• [WHAT THIS TASK INVOLVES]: Write out the whole listing exactly as it stands.
----
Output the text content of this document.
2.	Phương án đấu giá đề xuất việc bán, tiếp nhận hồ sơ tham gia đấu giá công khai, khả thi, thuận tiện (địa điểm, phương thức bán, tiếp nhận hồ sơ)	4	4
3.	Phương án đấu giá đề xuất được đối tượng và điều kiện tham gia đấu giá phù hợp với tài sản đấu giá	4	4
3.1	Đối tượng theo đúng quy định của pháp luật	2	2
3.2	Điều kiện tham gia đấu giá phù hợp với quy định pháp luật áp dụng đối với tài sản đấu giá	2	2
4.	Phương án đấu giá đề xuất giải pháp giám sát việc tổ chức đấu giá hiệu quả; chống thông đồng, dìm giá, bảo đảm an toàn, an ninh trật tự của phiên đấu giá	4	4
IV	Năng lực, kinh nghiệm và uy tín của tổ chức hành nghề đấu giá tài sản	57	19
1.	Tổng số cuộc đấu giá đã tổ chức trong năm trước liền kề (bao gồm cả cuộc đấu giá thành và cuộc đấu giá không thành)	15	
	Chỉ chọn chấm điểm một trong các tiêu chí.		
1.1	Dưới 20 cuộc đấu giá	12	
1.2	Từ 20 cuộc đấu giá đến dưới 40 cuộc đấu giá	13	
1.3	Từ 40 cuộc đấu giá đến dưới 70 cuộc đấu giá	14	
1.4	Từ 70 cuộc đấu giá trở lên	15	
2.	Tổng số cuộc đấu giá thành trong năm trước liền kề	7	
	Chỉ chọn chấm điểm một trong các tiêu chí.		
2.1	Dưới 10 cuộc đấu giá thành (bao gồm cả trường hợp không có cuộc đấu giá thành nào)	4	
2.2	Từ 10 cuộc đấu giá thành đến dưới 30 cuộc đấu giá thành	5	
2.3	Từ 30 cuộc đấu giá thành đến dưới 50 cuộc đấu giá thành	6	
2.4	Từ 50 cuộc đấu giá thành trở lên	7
----
• [ANSWER IN FULL]:
Output the text content of this document.
2.	Phương án đấu giá đề xuất việc bán, tiếp nhận hồ sơ tham gia đấu giá công khai, khả thi, thuận tiện (địa điểm, phương thức bán, tiếp nhận hồ sơ)	4	4
3.	Phương án đấu giá đề xuất được đối tượng và điều kiện tham gia đấu giá phù hợp với tài sản đấu giá	4	4
3.1	Đối tượng theo đúng quy định của pháp luật	2	2
3.2	Điều kiện tham gia đấu giá phù hợp với quy định pháp luật áp dụng đối với tài sản đấu giá	2	2
4.	Phương án đấu giá đề xuất giải pháp giám sát việc tổ chức đấu giá hiệu quả; chống thông đồng, dìm giá, bảo đảm an toàn, an ninh trật tự của phiên đấu giá	4	4
IV	Năng lực, kinh nghiệm và uy tín của tổ chức hành nghề đấu giá tài sản	57	19
1.	Tổng số cuộc đấu giá đã tổ chức trong năm trước liền kề (bao gồm cả cuộc đấu giá thành và cuộc đấu giá không thành)	15	
	Chỉ chọn chấm điểm một trong các tiêu chí.		
1.1	Dưới 20 cuộc đấu giá	12	
1.2	Từ 20 cuộc đấu giá đến dưới 40 cuộc đấu giá	13	
1.3	Từ 40 cuộc đấu giá đến dưới 70 cuộc đấu giá	14	
1.4	Từ 70 cuộc đấu giá trở lên	15	
2.	Tổng số cuộc đấu giá thành trong năm trước liền kề	7	
	Chỉ chọn chấm điểm một trong các tiêu chí.		
2.1	Dưới 10 cuộc đấu giá thành (bao gồm cả trường hợp không có cuộc đấu giá thành nào)	4	
2.2	Từ 10 cuộc đấu giá thành đến dưới 30 cuộc đấu giá thành	5	
2.3	Từ 30 cuộc đấu giá thành đến dưới 50 cuộc đấu giá thành	6	
2.4	Từ 50 cuộc đấu giá thành trở lên	7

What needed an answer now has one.